Rewrite every line of the rows below as a JSON list of strings, with one string per line and blank lines left out.

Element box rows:
————————
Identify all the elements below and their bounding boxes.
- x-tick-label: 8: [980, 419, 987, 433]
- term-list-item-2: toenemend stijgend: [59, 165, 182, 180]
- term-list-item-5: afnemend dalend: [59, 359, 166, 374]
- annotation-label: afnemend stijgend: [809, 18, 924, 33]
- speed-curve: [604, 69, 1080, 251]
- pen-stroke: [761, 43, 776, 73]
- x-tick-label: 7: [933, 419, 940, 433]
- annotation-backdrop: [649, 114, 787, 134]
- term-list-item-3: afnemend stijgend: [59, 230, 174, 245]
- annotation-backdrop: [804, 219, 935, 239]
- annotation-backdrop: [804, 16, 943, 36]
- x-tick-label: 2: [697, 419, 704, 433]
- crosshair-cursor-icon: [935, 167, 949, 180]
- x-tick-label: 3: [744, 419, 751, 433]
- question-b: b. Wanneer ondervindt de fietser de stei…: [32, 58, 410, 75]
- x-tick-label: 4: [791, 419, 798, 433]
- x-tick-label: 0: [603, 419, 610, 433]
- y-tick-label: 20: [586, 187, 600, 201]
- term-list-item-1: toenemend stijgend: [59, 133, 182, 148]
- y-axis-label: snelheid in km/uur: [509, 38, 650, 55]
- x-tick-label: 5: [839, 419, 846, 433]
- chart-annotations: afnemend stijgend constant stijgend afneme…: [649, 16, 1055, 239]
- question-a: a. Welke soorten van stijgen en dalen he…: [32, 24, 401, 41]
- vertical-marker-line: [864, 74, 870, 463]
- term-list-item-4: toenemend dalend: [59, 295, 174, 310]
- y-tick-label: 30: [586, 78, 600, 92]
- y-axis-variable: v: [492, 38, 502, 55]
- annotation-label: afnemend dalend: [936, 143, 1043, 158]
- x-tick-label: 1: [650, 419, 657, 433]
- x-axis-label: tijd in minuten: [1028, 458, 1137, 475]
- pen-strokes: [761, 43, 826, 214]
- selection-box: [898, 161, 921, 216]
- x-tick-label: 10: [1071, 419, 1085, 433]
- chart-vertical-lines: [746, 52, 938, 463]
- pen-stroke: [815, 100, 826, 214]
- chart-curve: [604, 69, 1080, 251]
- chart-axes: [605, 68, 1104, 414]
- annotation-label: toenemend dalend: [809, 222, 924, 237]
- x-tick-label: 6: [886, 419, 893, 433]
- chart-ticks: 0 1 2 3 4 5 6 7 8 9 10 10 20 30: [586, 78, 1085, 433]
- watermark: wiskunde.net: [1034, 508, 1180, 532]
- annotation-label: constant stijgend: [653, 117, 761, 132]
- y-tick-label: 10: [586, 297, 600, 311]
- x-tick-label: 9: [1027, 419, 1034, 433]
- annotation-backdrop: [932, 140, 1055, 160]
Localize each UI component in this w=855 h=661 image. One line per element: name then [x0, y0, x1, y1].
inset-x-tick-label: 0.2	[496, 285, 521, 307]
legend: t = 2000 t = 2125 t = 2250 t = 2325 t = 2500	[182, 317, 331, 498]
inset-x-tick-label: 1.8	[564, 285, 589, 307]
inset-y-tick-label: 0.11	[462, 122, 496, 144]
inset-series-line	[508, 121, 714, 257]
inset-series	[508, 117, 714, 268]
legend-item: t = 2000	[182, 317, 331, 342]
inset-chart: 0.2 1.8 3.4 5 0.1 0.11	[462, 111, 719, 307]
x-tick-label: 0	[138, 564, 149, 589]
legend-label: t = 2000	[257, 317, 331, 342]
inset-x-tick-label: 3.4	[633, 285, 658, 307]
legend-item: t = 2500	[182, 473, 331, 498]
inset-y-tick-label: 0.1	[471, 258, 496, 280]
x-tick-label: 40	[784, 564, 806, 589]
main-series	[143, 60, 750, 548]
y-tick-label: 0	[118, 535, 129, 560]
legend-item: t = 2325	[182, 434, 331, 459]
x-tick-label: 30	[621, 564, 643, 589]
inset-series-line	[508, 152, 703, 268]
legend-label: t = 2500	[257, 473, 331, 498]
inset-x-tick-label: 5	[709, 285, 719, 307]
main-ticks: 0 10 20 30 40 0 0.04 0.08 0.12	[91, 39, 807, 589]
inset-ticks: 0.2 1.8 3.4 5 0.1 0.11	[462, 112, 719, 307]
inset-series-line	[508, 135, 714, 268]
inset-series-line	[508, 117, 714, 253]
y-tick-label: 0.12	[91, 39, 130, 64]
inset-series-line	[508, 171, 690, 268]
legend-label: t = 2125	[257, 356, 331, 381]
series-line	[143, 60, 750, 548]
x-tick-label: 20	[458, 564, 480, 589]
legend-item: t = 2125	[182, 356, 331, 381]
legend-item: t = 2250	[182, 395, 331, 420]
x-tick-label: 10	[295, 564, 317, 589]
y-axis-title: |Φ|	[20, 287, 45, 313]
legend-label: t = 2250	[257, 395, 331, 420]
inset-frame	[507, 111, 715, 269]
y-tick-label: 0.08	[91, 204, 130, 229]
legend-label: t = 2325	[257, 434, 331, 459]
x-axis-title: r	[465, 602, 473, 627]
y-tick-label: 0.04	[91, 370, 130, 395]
————————
> Correct answer
[
  "Identify all the elements below and their bounding boxes.",
  "- x-tick-label: 8: [980, 419, 987, 433]",
  "- term-list-item-2: toenemend stijgend: [59, 165, 182, 180]",
  "- term-list-item-5: afnemend dalend: [59, 359, 166, 374]",
  "- annotation-label: afnemend stijgend: [809, 18, 924, 33]",
  "- speed-curve: [604, 69, 1080, 251]",
  "- pen-stroke: [761, 43, 776, 73]",
  "- x-tick-label: 7: [933, 419, 940, 433]",
  "- annotation-backdrop: [649, 114, 787, 134]",
  "- term-list-item-3: afnemend stijgend: [59, 230, 174, 245]",
  "- annotation-backdrop: [804, 219, 935, 239]",
  "- annotation-backdrop: [804, 16, 943, 36]",
  "- x-tick-label: 2: [697, 419, 704, 433]",
  "- crosshair-cursor-icon: [935, 167, 949, 180]",
  "- x-tick-label: 3: [744, 419, 751, 433]",
  "- question-b: b. Wanneer ondervindt de fietser de stei…: [32, 58, 410, 75]",
  "- x-tick-label: 4: [791, 419, 798, 433]",
  "- x-tick-label: 0: [603, 419, 610, 433]",
  "- y-tick-label: 20: [586, 187, 600, 201]",
  "- term-list-item-1: toenemend stijgend: [59, 133, 182, 148]",
  "- y-axis-label: snelheid in km/uur: [509, 38, 650, 55]",
  "- x-tick-label: 5: [839, 419, 846, 433]",
  "- chart-annotations: afnemend stijgend constant stijgend afneme…: [649, 16, 1055, 239]",
  "- question-a: a. Welke soorten van stijgen en dalen he…: [32, 24, 401, 41]",
  "- vertical-marker-line: [864, 74, 870, 463]",
  "- term-list-item-4: toenemend dalend: [59, 295, 174, 310]",
  "- y-tick-label: 30: [586, 78, 600, 92]",
  "- y-axis-variable: v: [492, 38, 502, 55]",
  "- annotation-label: afnemend dalend: [936, 143, 1043, 158]",
  "- x-tick-label: 1: [650, 419, 657, 433]",
  "- x-axis-label: tijd in minuten: [1028, 458, 1137, 475]",
  "- pen-strokes: [761, 43, 826, 214]",
  "- selection-box: [898, 161, 921, 216]",
  "- x-tick-label: 10: [1071, 419, 1085, 433]",
  "- chart-vertical-lines: [746, 52, 938, 463]",
  "- pen-stroke: [815, 100, 826, 214]",
  "- chart-curve: [604, 69, 1080, 251]",
  "- chart-axes: [605, 68, 1104, 414]",
  "- annotation-label: toenemend dalend: [809, 222, 924, 237]",
  "- x-tick-label: 6: [886, 419, 893, 433]",
  "- chart-ticks: 0 1 2 3 4 5 6 7 8 9 10 10 20 30: [586, 78, 1085, 433]",
  "- watermark: wiskunde.net: [1034, 508, 1180, 532]",
  "- annotation-label: constant stijgend: [653, 117, 761, 132]",
  "- y-tick-label: 10: [586, 297, 600, 311]",
  "- x-tick-label: 9: [1027, 419, 1034, 433]",
  "- annotation-backdrop: [932, 140, 1055, 160]",
  "Localize each UI component in this w=855 h=661 image. One line per element: name then [x0, y0, x1, y1].",
  "inset-x-tick-label: 0.2\t[496, 285, 521, 307]",
  "legend: t = 2000 t = 2125 t = 2250 t = 2325 t = 2500\t[182, 317, 331, 498]",
  "inset-x-tick-label: 1.8\t[564, 285, 589, 307]",
  "inset-y-tick-label: 0.11\t[462, 122, 496, 144]",
  "inset-series-line\t[508, 121, 714, 257]",
  "inset-series\t[508, 117, 714, 268]",
  "legend-item: t = 2000\t[182, 317, 331, 342]",
  "inset-chart: 0.2 1.8 3.4 5 0.1 0.11\t[462, 111, 719, 307]",
  "x-tick-label: 0\t[138, 564, 149, 589]",
  "legend-label: t = 2000\t[257, 317, 331, 342]",
  "inset-x-tick-label: 3.4\t[633, 285, 658, 307]",
  "legend-item: t = 2500\t[182, 473, 331, 498]",
  "inset-y-tick-label: 0.1\t[471, 258, 496, 280]",
  "x-tick-label: 40\t[784, 564, 806, 589]",
  "main-series\t[143, 60, 750, 548]",
  "y-tick-label: 0\t[118, 535, 129, 560]",
  "legend-item: t = 2325\t[182, 434, 331, 459]",
  "x-tick-label: 30\t[621, 564, 643, 589]",
  "inset-series-line\t[508, 152, 703, 268]",
  "legend-label: t = 2500\t[257, 473, 331, 498]",
  "inset-x-tick-label: 5\t[709, 285, 719, 307]",
  "main-ticks: 0 10 20 30 40 0 0.04 0.08 0.12\t[91, 39, 807, 589]",
  "inset-ticks: 0.2 1.8 3.4 5 0.1 0.11\t[462, 112, 719, 307]",
  "inset-series-line\t[508, 135, 714, 268]",
  "inset-series-line\t[508, 117, 714, 253]",
  "y-tick-label: 0.12\t[91, 39, 130, 64]",
  "inset-series-line\t[508, 171, 690, 268]",
  "legend-label: t = 2125\t[257, 356, 331, 381]",
  "series-line\t[143, 60, 750, 548]",
  "x-tick-label: 20\t[458, 564, 480, 589]",
  "legend-item: t = 2125\t[182, 356, 331, 381]",
  "legend-item: t = 2250\t[182, 395, 331, 420]",
  "x-tick-label: 10\t[295, 564, 317, 589]",
  "y-axis-title: |Φ|\t[20, 287, 45, 313]",
  "legend-label: t = 2250\t[257, 395, 331, 420]",
  "inset-frame\t[507, 111, 715, 269]",
  "y-tick-label: 0.08\t[91, 204, 130, 229]",
  "legend-label: t = 2325\t[257, 434, 331, 459]",
  "x-axis-title: r\t[465, 602, 473, 627]",
  "y-tick-label: 0.04\t[91, 370, 130, 395]"
]